→ THE EXERCISE: Each line containing the word "title" must be reported.

→ ITEMS:
============================================================

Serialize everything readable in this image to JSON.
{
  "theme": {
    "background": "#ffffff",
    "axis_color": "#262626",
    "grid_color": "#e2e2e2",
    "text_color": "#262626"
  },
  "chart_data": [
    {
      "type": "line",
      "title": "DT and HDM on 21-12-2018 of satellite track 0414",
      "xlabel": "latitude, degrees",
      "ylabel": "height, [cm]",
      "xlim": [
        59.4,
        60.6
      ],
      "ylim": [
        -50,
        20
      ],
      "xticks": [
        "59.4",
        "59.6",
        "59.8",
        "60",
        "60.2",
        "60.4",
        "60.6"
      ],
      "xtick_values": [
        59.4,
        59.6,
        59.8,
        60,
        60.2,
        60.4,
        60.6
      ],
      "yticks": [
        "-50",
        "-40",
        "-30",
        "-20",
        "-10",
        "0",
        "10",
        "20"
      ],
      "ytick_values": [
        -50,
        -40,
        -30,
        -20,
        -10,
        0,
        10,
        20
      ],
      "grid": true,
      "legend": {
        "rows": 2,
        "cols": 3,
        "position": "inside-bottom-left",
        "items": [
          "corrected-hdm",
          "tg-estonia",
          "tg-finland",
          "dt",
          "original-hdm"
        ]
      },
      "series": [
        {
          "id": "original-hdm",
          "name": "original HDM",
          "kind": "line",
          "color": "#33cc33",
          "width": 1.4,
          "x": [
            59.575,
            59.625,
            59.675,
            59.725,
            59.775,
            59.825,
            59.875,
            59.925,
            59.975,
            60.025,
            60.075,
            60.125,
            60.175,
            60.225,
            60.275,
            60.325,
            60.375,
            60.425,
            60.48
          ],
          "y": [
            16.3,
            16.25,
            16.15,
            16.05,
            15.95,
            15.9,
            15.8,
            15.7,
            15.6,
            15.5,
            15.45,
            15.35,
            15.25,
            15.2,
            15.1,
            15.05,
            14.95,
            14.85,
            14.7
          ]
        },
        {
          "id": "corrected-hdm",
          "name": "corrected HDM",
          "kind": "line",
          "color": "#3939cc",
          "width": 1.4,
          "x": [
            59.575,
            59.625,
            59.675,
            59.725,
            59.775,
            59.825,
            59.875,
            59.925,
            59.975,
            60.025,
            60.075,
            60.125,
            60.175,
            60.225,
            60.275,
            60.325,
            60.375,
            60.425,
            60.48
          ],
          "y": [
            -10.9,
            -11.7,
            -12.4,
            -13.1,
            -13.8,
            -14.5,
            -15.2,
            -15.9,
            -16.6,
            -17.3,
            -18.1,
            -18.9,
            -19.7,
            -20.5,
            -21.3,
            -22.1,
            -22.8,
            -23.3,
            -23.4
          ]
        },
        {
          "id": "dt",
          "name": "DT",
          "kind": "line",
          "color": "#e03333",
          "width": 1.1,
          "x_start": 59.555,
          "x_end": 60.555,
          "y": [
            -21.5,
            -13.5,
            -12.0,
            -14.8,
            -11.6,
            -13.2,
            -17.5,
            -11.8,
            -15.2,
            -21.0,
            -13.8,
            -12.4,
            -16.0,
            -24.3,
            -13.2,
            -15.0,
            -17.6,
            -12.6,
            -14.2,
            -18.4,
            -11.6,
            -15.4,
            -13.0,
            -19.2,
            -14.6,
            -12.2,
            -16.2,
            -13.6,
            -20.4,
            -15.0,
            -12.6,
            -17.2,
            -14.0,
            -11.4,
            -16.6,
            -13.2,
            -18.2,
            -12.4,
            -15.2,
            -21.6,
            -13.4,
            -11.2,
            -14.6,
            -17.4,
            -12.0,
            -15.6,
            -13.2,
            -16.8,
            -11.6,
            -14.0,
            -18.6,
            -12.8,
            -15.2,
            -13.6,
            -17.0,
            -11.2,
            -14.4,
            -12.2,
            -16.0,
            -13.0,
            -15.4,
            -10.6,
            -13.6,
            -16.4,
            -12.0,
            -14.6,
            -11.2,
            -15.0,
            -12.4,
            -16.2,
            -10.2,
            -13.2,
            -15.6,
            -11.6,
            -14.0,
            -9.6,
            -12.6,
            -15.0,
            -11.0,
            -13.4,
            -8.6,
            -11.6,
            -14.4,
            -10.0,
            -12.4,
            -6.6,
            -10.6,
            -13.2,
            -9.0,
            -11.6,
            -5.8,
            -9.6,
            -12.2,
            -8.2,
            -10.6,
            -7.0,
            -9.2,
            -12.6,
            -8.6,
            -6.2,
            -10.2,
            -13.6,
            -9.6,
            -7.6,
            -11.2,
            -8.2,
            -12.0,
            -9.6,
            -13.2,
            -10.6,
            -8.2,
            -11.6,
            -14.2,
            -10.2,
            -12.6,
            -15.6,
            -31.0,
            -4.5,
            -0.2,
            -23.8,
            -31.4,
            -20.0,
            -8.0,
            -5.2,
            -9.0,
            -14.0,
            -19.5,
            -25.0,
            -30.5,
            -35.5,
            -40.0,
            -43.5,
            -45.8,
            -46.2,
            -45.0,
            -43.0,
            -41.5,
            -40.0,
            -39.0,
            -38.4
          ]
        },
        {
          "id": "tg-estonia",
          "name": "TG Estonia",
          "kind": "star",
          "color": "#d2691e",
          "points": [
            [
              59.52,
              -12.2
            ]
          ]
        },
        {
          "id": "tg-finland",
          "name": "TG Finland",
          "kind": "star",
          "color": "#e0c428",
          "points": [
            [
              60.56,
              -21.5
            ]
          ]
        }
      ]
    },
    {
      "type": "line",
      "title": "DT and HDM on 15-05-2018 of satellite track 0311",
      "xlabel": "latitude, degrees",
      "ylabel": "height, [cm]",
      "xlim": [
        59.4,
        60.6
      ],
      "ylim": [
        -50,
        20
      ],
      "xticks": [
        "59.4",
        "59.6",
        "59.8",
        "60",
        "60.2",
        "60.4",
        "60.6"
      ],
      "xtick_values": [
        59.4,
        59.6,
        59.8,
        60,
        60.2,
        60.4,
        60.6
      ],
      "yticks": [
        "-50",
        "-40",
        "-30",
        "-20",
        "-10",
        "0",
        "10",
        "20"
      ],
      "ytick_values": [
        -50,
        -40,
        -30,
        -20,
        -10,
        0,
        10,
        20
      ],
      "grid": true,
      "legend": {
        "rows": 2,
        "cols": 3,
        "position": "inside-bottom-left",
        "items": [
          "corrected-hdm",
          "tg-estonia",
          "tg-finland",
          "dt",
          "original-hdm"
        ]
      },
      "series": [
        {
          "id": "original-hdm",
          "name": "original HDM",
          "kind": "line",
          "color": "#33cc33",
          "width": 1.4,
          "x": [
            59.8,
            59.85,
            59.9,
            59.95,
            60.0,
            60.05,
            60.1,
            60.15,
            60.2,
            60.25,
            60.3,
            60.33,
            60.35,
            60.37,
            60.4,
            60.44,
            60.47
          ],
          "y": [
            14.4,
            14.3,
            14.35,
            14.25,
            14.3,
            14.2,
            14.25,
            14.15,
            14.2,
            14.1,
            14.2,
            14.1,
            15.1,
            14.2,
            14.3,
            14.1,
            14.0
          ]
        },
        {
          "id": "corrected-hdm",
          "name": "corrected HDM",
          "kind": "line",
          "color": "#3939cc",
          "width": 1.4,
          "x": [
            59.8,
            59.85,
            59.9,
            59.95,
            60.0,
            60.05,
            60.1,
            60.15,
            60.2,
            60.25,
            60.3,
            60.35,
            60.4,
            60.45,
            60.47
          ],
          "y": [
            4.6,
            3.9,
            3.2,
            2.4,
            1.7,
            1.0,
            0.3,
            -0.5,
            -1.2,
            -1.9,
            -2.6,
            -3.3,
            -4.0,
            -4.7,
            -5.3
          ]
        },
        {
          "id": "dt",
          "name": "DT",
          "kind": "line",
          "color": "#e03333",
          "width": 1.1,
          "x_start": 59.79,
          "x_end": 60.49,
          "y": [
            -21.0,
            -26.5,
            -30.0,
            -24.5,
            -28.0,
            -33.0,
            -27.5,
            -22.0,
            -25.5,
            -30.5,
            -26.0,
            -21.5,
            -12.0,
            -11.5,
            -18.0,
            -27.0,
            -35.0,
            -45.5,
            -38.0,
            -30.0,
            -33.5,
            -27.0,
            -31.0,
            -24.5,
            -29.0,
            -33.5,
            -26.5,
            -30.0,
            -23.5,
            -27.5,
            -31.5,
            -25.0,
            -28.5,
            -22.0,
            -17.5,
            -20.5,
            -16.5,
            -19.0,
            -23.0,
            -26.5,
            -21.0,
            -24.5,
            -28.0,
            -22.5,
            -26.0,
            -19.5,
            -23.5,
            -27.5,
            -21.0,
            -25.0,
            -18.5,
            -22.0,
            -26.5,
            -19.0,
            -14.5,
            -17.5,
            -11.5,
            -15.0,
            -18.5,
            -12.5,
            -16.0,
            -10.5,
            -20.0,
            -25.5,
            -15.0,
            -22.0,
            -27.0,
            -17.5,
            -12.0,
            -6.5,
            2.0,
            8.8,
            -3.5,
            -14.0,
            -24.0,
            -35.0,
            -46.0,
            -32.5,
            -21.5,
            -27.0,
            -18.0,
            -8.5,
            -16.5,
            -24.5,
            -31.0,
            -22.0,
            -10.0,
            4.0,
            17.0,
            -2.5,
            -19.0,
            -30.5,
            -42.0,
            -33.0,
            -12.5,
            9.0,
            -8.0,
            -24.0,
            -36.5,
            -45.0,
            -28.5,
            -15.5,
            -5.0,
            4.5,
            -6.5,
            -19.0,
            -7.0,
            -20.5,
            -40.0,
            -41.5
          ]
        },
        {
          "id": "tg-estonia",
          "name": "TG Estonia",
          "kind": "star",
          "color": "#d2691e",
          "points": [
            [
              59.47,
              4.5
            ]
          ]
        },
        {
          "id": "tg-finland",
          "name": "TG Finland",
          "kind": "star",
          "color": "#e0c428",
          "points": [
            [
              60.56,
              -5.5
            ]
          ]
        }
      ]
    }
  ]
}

============================================================

→ IN RESPONSE:
      "title": "DT and HDM on 21-12-2018 of satellite track 0414",
      "title": "DT and HDM on 15-05-2018 of satellite track 0311",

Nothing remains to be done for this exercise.